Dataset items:
%%
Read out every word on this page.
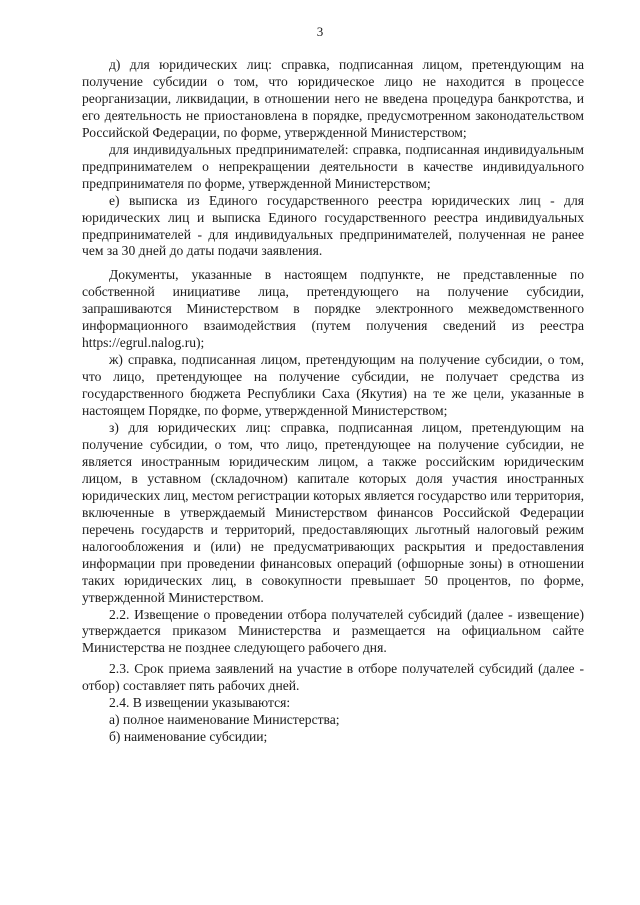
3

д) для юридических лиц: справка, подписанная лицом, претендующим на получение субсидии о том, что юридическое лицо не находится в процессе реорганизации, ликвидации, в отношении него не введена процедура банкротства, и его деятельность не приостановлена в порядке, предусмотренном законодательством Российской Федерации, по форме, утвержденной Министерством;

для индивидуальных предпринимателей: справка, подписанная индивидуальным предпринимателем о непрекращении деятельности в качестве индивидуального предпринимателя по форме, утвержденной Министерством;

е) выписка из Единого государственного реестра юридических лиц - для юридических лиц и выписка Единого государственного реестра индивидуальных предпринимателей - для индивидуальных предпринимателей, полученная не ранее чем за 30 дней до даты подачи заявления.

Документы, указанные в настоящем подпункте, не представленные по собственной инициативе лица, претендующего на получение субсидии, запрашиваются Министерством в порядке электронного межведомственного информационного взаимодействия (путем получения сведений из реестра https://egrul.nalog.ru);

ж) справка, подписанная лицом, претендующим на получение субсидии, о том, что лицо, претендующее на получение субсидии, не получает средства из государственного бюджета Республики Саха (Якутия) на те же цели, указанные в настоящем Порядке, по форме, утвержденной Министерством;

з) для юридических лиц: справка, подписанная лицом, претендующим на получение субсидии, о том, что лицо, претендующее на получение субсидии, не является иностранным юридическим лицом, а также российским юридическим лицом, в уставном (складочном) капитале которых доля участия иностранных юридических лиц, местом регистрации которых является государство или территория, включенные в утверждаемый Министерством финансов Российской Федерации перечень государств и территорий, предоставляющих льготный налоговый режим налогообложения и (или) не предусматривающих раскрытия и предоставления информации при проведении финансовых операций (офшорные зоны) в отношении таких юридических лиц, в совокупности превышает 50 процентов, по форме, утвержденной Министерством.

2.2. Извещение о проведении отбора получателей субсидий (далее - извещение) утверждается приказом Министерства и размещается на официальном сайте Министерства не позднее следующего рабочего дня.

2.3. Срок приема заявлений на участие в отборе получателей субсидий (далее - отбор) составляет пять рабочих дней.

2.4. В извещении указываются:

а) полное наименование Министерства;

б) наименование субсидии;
%%
Stated task: Repeat the entries exactly. Pictures are excluded from the copy.

Solution:
Read out every word on this page.
3

д) для юридических лиц: справка, подписанная лицом, претендующим на получение субсидии о том, что юридическое лицо не находится в процессе реорганизации, ликвидации, в отношении него не введена процедура банкротства, и его деятельность не приостановлена в порядке, предусмотренном законодательством Российской Федерации, по форме, утвержденной Министерством;

для индивидуальных предпринимателей: справка, подписанная индивидуальным предпринимателем о непрекращении деятельности в качестве индивидуального предпринимателя по форме, утвержденной Министерством;

е) выписка из Единого государственного реестра юридических лиц - для юридических лиц и выписка Единого государственного реестра индивидуальных предпринимателей - для индивидуальных предпринимателей, полученная не ранее чем за 30 дней до даты подачи заявления.

Документы, указанные в настоящем подпункте, не представленные по собственной инициативе лица, претендующего на получение субсидии, запрашиваются Министерством в порядке электронного межведомственного информационного взаимодействия (путем получения сведений из реестра https://egrul.nalog.ru);

ж) справка, подписанная лицом, претендующим на получение субсидии, о том, что лицо, претендующее на получение субсидии, не получает средства из государственного бюджета Республики Саха (Якутия) на те же цели, указанные в настоящем Порядке, по форме, утвержденной Министерством;

з) для юридических лиц: справка, подписанная лицом, претендующим на получение субсидии, о том, что лицо, претендующее на получение субсидии, не является иностранным юридическим лицом, а также российским юридическим лицом, в уставном (складочном) капитале которых доля участия иностранных юридических лиц, местом регистрации которых является государство или территория, включенные в утверждаемый Министерством финансов Российской Федерации перечень государств и территорий, предоставляющих льготный налоговый режим налогообложения и (или) не предусматривающих раскрытия и предоставления информации при проведении финансовых операций (офшорные зоны) в отношении таких юридических лиц, в совокупности превышает 50 процентов, по форме, утвержденной Министерством.

2.2. Извещение о проведении отбора получателей субсидий (далее - извещение) утверждается приказом Министерства и размещается на официальном сайте Министерства не позднее следующего рабочего дня.

2.3. Срок приема заявлений на участие в отборе получателей субсидий (далее - отбор) составляет пять рабочих дней.

2.4. В извещении указываются:

а) полное наименование Министерства;

б) наименование субсидии;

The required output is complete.